_INSTRUCTIONS FOR THE TASK_
Your task is to restate the data word for word.

_INFORMATION PROVIDED_
START

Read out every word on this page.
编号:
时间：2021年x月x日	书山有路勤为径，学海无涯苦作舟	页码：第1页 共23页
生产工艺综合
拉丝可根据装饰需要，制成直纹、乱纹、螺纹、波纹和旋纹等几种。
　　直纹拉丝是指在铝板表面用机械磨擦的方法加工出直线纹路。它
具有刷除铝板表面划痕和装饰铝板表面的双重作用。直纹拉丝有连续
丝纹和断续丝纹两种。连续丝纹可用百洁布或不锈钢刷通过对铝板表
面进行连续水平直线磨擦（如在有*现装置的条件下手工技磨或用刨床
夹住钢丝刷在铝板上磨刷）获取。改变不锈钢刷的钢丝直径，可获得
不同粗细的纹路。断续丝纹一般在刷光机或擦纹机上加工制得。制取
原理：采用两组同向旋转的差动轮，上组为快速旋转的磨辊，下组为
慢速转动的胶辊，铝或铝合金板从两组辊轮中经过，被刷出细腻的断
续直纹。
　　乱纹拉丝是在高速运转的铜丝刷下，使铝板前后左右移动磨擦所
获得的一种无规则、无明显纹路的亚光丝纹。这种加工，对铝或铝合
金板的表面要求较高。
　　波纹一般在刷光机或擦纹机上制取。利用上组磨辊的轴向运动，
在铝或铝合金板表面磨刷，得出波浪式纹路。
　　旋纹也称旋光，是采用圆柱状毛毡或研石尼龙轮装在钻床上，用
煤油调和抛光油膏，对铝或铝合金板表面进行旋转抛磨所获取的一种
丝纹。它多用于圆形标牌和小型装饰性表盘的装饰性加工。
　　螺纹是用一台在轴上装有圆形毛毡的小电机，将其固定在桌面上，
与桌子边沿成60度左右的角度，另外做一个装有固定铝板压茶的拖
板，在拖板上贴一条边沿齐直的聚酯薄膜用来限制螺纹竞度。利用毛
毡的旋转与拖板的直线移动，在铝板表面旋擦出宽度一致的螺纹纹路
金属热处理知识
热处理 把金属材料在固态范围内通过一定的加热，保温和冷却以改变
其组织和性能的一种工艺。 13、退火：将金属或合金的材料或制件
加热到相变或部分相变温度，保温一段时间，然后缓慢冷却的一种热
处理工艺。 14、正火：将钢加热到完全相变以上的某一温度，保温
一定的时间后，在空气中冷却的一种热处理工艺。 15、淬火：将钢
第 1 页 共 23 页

END

_FULL ANSWER_
Read out every word on this page.
编号:
时间：2021年x月x日	书山有路勤为径，学海无涯苦作舟	页码：第1页 共23页
生产工艺综合
拉丝可根据装饰需要，制成直纹、乱纹、螺纹、波纹和旋纹等几种。
　　直纹拉丝是指在铝板表面用机械磨擦的方法加工出直线纹路。它
具有刷除铝板表面划痕和装饰铝板表面的双重作用。直纹拉丝有连续
丝纹和断续丝纹两种。连续丝纹可用百洁布或不锈钢刷通过对铝板表
面进行连续水平直线磨擦（如在有*现装置的条件下手工技磨或用刨床
夹住钢丝刷在铝板上磨刷）获取。改变不锈钢刷的钢丝直径，可获得
不同粗细的纹路。断续丝纹一般在刷光机或擦纹机上加工制得。制取
原理：采用两组同向旋转的差动轮，上组为快速旋转的磨辊，下组为
慢速转动的胶辊，铝或铝合金板从两组辊轮中经过，被刷出细腻的断
续直纹。
　　乱纹拉丝是在高速运转的铜丝刷下，使铝板前后左右移动磨擦所
获得的一种无规则、无明显纹路的亚光丝纹。这种加工，对铝或铝合
金板的表面要求较高。
　　波纹一般在刷光机或擦纹机上制取。利用上组磨辊的轴向运动，
在铝或铝合金板表面磨刷，得出波浪式纹路。
　　旋纹也称旋光，是采用圆柱状毛毡或研石尼龙轮装在钻床上，用
煤油调和抛光油膏，对铝或铝合金板表面进行旋转抛磨所获取的一种
丝纹。它多用于圆形标牌和小型装饰性表盘的装饰性加工。
　　螺纹是用一台在轴上装有圆形毛毡的小电机，将其固定在桌面上，
与桌子边沿成60度左右的角度，另外做一个装有固定铝板压茶的拖
板，在拖板上贴一条边沿齐直的聚酯薄膜用来限制螺纹竞度。利用毛
毡的旋转与拖板的直线移动，在铝板表面旋擦出宽度一致的螺纹纹路
金属热处理知识
热处理 把金属材料在固态范围内通过一定的加热，保温和冷却以改变
其组织和性能的一种工艺。 13、退火：将金属或合金的材料或制件
加热到相变或部分相变温度，保温一段时间，然后缓慢冷却的一种热
处理工艺。 14、正火：将钢加热到完全相变以上的某一温度，保温
一定的时间后，在空气中冷却的一种热处理工艺。 15、淬火：将钢
第 1 页 共 23 页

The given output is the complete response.